● **SET TASK**
Could you transcribe the material below exactly, without leaving out a single line?

[Extracted data entries]
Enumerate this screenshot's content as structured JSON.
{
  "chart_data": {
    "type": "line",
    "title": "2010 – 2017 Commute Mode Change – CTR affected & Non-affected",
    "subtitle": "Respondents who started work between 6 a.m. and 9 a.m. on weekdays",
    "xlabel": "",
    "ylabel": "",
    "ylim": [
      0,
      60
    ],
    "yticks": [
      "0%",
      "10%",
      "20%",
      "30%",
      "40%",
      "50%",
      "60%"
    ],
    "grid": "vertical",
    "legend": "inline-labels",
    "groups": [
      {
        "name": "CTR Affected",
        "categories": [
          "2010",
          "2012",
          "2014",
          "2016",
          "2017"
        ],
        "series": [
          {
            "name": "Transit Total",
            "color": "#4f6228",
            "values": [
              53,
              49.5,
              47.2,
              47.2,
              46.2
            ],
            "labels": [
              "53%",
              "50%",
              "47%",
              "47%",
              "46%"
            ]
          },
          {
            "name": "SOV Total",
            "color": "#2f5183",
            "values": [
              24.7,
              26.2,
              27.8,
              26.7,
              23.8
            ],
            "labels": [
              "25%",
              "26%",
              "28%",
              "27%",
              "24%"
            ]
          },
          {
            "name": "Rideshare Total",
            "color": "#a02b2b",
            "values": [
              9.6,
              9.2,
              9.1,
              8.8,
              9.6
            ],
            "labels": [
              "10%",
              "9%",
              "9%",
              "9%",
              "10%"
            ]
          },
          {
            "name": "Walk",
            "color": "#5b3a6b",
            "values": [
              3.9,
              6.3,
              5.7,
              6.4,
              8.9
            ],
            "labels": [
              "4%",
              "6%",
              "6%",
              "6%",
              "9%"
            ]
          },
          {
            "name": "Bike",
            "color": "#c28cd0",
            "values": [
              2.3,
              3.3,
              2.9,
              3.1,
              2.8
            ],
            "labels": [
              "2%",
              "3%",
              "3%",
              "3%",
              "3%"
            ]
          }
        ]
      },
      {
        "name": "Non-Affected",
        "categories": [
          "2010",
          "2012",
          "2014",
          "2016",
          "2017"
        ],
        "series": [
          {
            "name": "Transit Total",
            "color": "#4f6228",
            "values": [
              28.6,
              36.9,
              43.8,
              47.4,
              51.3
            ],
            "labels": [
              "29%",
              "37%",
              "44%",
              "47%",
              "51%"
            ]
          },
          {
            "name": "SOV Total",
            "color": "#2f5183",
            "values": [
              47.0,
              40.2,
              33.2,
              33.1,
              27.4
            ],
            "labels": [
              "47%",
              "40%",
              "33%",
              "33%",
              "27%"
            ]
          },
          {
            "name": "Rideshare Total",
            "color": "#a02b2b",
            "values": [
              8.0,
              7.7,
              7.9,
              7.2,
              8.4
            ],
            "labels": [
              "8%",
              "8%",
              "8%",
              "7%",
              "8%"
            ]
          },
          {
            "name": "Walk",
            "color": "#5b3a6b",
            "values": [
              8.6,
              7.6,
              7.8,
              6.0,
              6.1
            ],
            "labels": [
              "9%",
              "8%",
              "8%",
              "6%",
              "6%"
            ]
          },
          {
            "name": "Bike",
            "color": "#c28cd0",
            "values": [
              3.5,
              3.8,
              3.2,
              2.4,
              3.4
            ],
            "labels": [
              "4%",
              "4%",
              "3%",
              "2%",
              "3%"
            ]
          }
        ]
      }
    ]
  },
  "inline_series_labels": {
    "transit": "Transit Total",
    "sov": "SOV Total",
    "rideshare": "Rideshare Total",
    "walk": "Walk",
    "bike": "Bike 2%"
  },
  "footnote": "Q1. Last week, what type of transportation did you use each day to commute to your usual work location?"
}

● **SOLUTION FOR THIS PROBLEM**
Enumerate this screenshot's content as structured JSON.
{
  "chart_data": {
    "type": "line",
    "title": "2010 – 2017 Commute Mode Change – CTR affected & Non-affected",
    "subtitle": "Respondents who started work between 6 a.m. and 9 a.m. on weekdays",
    "xlabel": "",
    "ylabel": "",
    "ylim": [
      0,
      60
    ],
    "yticks": [
      "0%",
      "10%",
      "20%",
      "30%",
      "40%",
      "50%",
      "60%"
    ],
    "grid": "vertical",
    "legend": "inline-labels",
    "groups": [
      {
        "name": "CTR Affected",
        "categories": [
          "2010",
          "2012",
          "2014",
          "2016",
          "2017"
        ],
        "series": [
          {
            "name": "Transit Total",
            "color": "#4f6228",
            "values": [
              53,
              49.5,
              47.2,
              47.2,
              46.2
            ],
            "labels": [
              "53%",
              "50%",
              "47%",
              "47%",
              "46%"
            ]
          },
          {
            "name": "SOV Total",
            "color": "#2f5183",
            "values": [
              24.7,
              26.2,
              27.8,
              26.7,
              23.8
            ],
            "labels": [
              "25%",
              "26%",
              "28%",
              "27%",
              "24%"
            ]
          },
          {
            "name": "Rideshare Total",
            "color": "#a02b2b",
            "values": [
              9.6,
              9.2,
              9.1,
              8.8,
              9.6
            ],
            "labels": [
              "10%",
              "9%",
              "9%",
              "9%",
              "10%"
            ]
          },
          {
            "name": "Walk",
            "color": "#5b3a6b",
            "values": [
              3.9,
              6.3,
              5.7,
              6.4,
              8.9
            ],
            "labels": [
              "4%",
              "6%",
              "6%",
              "6%",
              "9%"
            ]
          },
          {
            "name": "Bike",
            "color": "#c28cd0",
            "values": [
              2.3,
              3.3,
              2.9,
              3.1,
              2.8
            ],
            "labels": [
              "2%",
              "3%",
              "3%",
              "3%",
              "3%"
            ]
          }
        ]
      },
      {
        "name": "Non-Affected",
        "categories": [
          "2010",
          "2012",
          "2014",
          "2016",
          "2017"
        ],
        "series": [
          {
            "name": "Transit Total",
            "color": "#4f6228",
            "values": [
              28.6,
              36.9,
              43.8,
              47.4,
              51.3
            ],
            "labels": [
              "29%",
              "37%",
              "44%",
              "47%",
              "51%"
            ]
          },
          {
            "name": "SOV Total",
            "color": "#2f5183",
            "values": [
              47.0,
              40.2,
              33.2,
              33.1,
              27.4
            ],
            "labels": [
              "47%",
              "40%",
              "33%",
              "33%",
              "27%"
            ]
          },
          {
            "name": "Rideshare Total",
            "color": "#a02b2b",
            "values": [
              8.0,
              7.7,
              7.9,
              7.2,
              8.4
            ],
            "labels": [
              "8%",
              "8%",
              "8%",
              "7%",
              "8%"
            ]
          },
          {
            "name": "Walk",
            "color": "#5b3a6b",
            "values": [
              8.6,
              7.6,
              7.8,
              6.0,
              6.1
            ],
            "labels": [
              "9%",
              "8%",
              "8%",
              "6%",
              "6%"
            ]
          },
          {
            "name": "Bike",
            "color": "#c28cd0",
            "values": [
              3.5,
              3.8,
              3.2,
              2.4,
              3.4
            ],
            "labels": [
              "4%",
              "4%",
              "3%",
              "2%",
              "3%"
            ]
          }
        ]
      }
    ]
  },
  "inline_series_labels": {
    "transit": "Transit Total",
    "sov": "SOV Total",
    "rideshare": "Rideshare Total",
    "walk": "Walk",
    "bike": "Bike 2%"
  },
  "footnote": "Q1. Last week, what type of transportation did you use each day to commute to your usual work location?"
}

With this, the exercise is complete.